(Beginning of DATA PROVIDED)

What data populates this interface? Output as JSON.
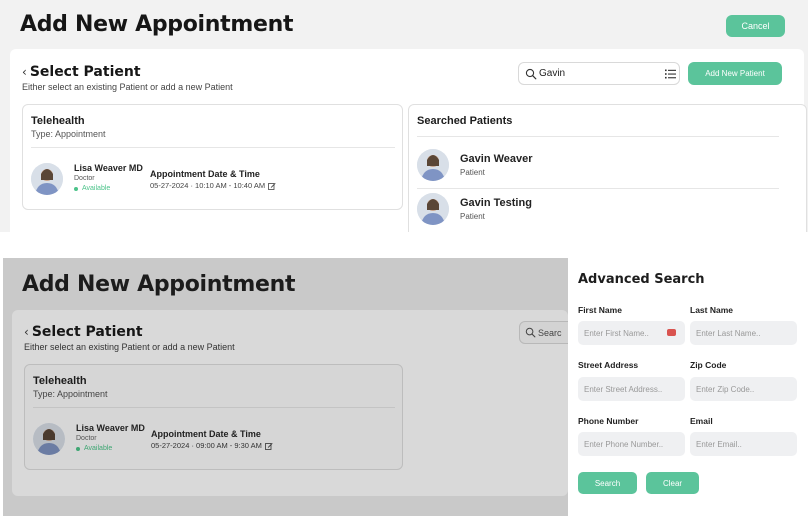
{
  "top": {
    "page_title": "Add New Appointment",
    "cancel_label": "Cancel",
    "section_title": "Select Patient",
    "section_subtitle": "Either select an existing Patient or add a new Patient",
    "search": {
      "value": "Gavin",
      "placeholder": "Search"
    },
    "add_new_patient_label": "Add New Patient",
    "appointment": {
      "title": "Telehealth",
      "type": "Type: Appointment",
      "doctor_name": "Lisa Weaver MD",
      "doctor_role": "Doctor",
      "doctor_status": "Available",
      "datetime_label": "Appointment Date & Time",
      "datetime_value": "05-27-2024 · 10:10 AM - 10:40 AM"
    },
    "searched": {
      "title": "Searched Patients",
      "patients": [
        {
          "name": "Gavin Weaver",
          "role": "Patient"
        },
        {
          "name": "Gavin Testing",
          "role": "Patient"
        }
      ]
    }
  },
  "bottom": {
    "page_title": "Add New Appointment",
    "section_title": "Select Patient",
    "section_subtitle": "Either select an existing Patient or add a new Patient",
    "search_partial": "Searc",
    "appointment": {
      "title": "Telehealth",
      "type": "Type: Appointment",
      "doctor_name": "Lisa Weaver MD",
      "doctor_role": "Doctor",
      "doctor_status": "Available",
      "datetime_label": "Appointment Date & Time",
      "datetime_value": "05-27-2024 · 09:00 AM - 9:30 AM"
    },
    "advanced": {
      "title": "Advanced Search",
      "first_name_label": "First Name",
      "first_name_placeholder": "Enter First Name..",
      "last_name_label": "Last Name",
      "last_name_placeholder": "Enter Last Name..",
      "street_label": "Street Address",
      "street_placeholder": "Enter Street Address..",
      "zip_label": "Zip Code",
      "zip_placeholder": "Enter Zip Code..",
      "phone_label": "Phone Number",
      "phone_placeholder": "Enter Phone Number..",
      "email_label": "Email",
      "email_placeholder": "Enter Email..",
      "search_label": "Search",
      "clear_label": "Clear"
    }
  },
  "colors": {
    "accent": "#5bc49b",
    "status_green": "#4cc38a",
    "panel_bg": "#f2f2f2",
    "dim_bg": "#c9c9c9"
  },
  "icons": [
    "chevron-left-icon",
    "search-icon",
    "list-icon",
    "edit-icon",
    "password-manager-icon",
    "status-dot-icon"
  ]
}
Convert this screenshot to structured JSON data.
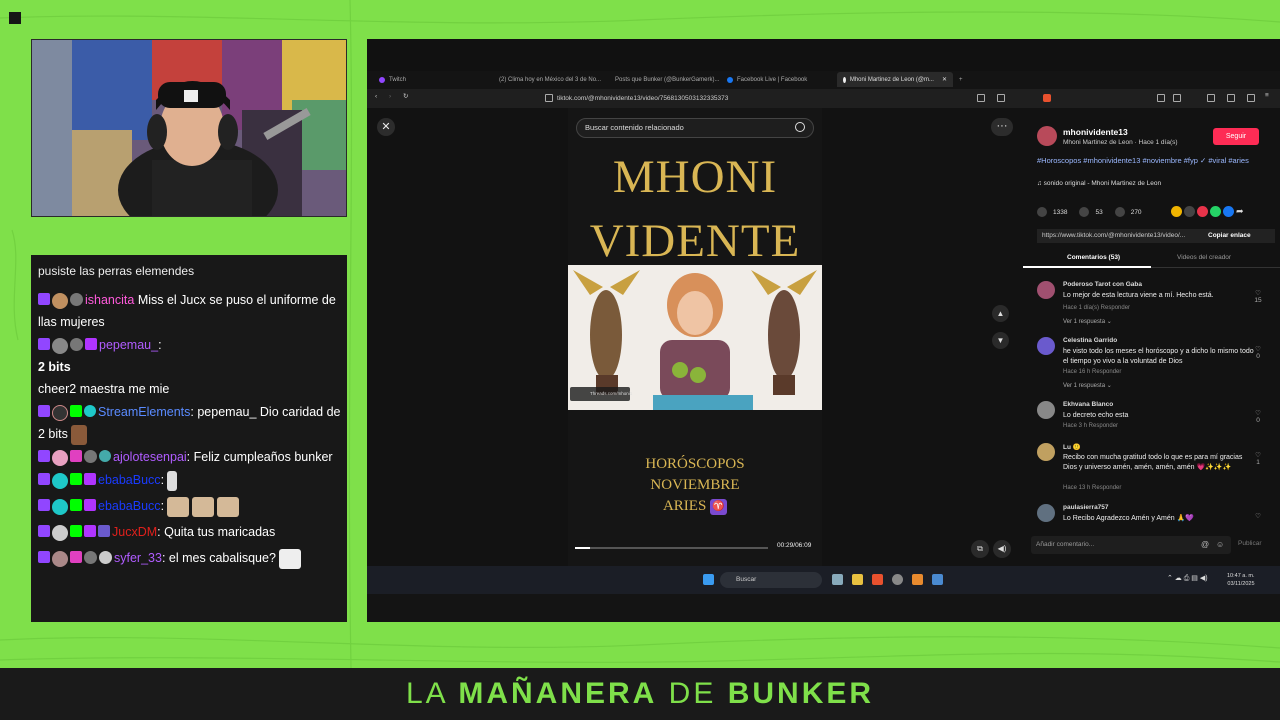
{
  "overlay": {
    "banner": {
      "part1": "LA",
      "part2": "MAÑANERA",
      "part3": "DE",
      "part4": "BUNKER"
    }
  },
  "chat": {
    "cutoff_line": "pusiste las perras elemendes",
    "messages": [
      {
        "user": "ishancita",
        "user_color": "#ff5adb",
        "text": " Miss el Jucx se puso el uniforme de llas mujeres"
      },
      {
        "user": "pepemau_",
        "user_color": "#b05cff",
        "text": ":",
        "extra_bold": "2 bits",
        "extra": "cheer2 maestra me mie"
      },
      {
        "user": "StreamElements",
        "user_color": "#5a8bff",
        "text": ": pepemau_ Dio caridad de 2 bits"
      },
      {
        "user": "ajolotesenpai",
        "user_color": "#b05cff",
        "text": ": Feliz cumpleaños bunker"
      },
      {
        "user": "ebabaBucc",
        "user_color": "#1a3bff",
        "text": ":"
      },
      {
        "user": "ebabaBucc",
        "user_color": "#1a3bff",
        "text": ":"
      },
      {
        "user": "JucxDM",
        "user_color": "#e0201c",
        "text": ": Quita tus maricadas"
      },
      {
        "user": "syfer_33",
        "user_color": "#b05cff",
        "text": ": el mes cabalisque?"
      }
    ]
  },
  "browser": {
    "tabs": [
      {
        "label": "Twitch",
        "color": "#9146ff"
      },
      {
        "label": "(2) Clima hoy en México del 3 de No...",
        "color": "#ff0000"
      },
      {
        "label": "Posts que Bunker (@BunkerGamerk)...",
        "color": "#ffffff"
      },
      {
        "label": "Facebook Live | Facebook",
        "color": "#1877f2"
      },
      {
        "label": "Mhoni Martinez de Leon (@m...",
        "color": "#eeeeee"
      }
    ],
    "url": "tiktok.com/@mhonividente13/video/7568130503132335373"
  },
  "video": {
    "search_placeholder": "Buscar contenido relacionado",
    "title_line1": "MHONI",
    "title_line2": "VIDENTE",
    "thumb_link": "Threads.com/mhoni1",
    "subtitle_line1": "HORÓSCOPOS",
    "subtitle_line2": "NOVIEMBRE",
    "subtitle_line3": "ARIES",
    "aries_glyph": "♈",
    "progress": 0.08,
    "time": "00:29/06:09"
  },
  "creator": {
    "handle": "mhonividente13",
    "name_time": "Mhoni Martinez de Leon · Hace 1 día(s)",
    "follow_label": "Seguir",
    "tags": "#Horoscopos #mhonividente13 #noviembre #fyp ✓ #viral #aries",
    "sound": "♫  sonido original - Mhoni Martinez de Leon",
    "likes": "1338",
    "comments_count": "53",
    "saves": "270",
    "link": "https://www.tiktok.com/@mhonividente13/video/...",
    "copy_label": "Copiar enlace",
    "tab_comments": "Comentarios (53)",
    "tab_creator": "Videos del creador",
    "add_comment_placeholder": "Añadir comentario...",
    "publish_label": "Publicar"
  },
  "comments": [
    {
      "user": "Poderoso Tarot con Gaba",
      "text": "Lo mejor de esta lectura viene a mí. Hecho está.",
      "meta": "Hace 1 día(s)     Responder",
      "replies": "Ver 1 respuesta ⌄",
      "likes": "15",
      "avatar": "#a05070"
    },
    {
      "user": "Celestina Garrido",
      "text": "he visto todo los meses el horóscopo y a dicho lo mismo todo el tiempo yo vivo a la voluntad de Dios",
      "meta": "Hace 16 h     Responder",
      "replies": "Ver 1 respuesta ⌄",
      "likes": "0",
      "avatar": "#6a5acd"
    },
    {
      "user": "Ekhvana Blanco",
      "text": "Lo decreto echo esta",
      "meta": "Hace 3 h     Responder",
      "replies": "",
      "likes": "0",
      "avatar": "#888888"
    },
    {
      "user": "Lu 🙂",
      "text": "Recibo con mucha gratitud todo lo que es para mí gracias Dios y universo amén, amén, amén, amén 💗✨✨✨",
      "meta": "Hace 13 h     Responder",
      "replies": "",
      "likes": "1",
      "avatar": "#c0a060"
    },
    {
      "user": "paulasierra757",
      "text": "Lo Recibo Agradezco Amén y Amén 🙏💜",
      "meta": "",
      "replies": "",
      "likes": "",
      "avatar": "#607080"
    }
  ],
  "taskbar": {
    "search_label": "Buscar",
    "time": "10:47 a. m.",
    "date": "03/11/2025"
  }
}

(End of DATA PROVIDED)
(Beginning of DATA PROVIDED)

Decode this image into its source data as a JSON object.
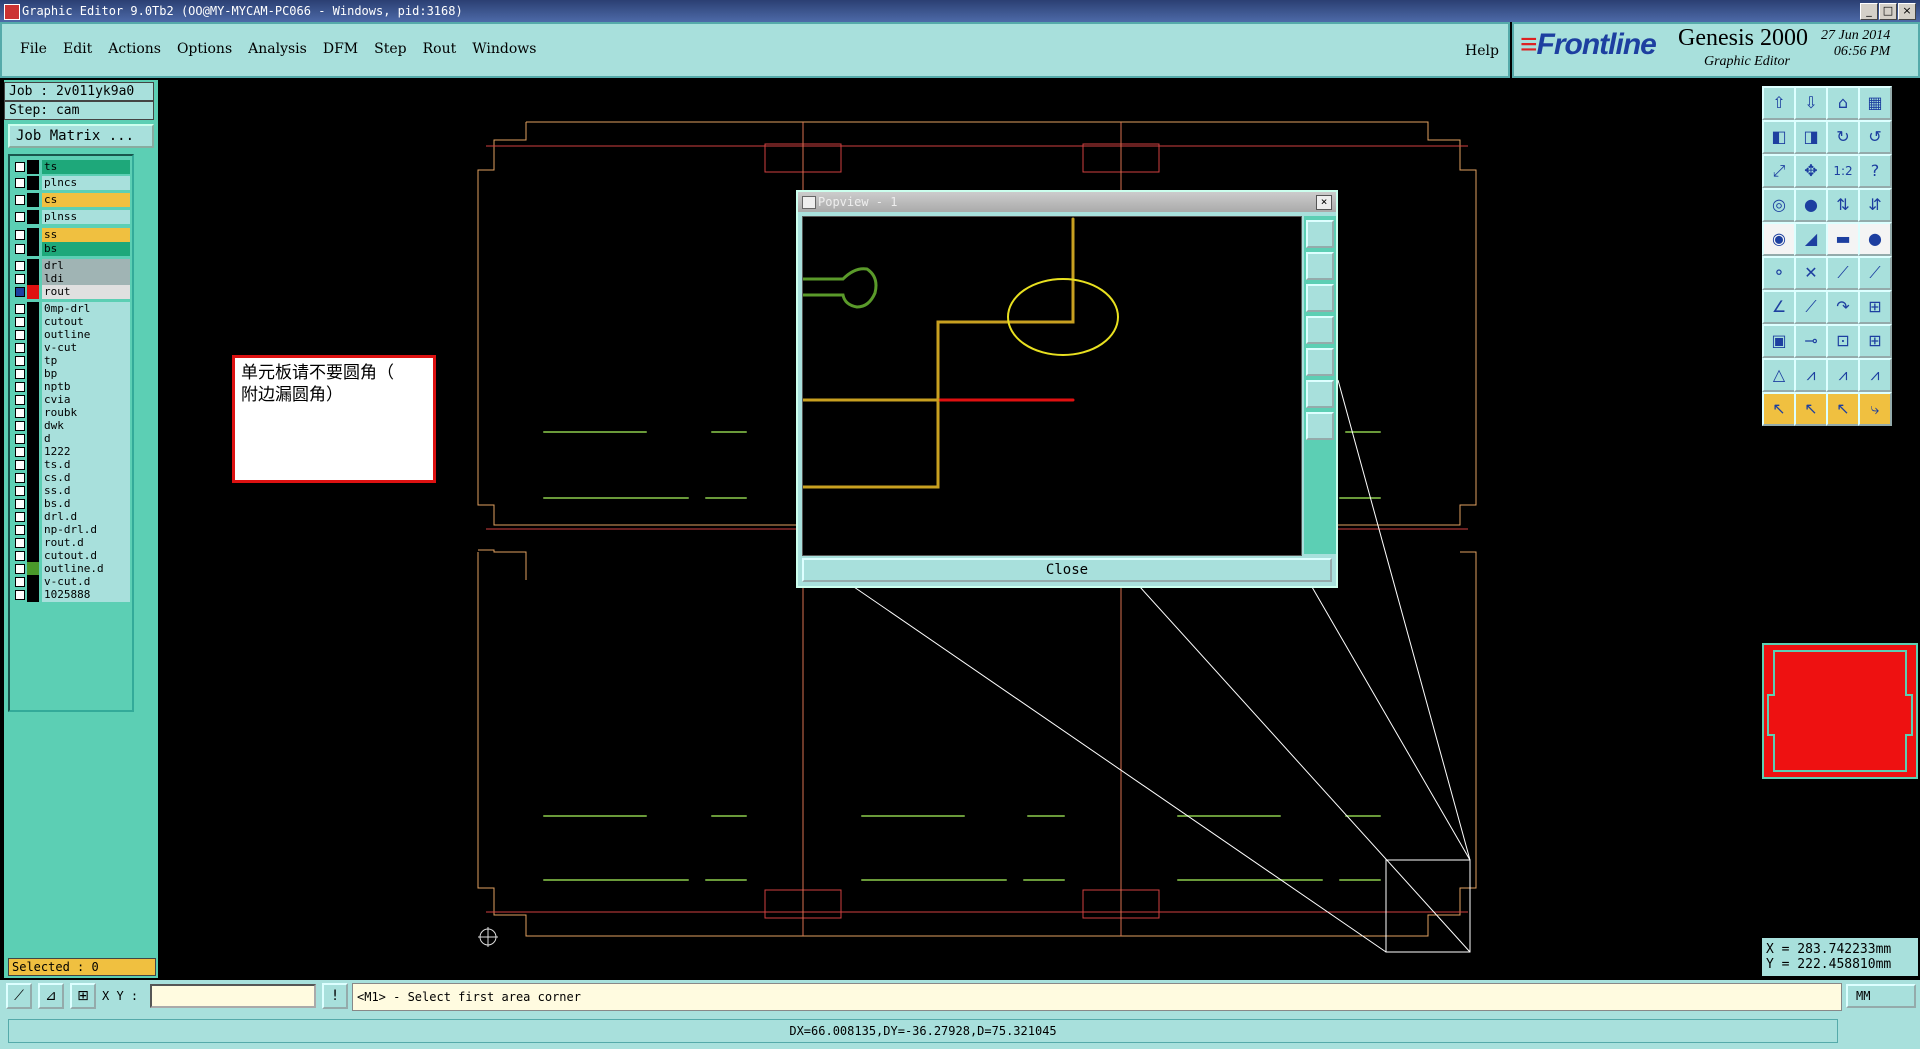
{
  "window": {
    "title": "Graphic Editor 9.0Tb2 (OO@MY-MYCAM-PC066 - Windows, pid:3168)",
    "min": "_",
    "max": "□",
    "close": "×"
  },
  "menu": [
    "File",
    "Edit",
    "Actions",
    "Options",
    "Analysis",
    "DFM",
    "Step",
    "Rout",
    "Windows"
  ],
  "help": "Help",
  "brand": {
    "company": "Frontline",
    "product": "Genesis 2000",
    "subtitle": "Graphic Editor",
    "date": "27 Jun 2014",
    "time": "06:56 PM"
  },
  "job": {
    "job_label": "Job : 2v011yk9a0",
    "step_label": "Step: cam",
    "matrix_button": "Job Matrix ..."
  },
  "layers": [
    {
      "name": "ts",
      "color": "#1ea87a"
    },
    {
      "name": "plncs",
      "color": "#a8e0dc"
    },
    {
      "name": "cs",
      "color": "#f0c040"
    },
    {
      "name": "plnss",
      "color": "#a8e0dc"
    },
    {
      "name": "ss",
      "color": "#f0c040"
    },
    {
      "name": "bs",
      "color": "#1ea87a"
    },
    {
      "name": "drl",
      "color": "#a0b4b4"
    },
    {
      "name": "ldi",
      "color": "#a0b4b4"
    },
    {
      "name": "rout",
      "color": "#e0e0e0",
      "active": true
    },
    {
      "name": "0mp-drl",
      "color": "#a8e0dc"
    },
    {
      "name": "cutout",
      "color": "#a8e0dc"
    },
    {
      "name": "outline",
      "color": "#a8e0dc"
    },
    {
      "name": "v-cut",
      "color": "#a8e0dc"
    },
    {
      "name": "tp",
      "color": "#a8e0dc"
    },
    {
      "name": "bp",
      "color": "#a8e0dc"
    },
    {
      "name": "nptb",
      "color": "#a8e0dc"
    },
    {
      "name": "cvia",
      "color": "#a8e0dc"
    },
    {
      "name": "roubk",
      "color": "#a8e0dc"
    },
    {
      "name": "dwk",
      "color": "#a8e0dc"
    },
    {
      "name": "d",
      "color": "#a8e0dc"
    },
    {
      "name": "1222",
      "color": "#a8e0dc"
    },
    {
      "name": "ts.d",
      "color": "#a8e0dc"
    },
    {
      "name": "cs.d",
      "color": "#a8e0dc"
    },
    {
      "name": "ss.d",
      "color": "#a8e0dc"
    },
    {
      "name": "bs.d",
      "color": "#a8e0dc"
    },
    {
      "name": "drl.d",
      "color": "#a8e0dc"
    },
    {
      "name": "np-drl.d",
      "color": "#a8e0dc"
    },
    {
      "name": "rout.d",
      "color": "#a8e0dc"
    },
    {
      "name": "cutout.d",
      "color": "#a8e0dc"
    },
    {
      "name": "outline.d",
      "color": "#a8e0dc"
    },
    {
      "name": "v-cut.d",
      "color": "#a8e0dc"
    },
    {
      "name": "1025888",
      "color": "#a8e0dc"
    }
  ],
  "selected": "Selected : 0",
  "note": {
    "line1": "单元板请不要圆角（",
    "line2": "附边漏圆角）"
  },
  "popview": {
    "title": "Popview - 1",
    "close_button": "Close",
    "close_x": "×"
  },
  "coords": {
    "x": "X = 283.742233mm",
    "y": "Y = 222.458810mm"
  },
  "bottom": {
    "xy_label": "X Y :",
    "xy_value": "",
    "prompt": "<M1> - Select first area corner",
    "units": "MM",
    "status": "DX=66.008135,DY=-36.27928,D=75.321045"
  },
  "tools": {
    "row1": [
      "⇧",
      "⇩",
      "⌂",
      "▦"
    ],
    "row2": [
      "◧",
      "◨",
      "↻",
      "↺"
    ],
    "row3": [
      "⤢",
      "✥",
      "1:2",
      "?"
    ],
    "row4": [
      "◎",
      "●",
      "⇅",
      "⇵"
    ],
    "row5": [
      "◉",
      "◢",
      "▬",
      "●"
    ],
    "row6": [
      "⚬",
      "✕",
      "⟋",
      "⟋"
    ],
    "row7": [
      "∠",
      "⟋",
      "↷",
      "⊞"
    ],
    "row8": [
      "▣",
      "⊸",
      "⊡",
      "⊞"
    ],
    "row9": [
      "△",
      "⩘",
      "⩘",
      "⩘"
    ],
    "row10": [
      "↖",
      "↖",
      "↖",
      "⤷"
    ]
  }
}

(End of DATA PROVIDED)

- _GOAL OF THE EXERCISE_
Where a line in the entries holds the word "Dios", copy that line.

- _RESPONSE TO THIS TASK_
      "text": "he visto todo los meses el horóscopo y a dicho lo mismo todo el tiempo yo vivo a la voluntad de Dios",
      "text": "Recibo con mucha gratitud todo lo que es para mí gracias Dios y universo amén, amén, amén, amén 💗✨✨✨",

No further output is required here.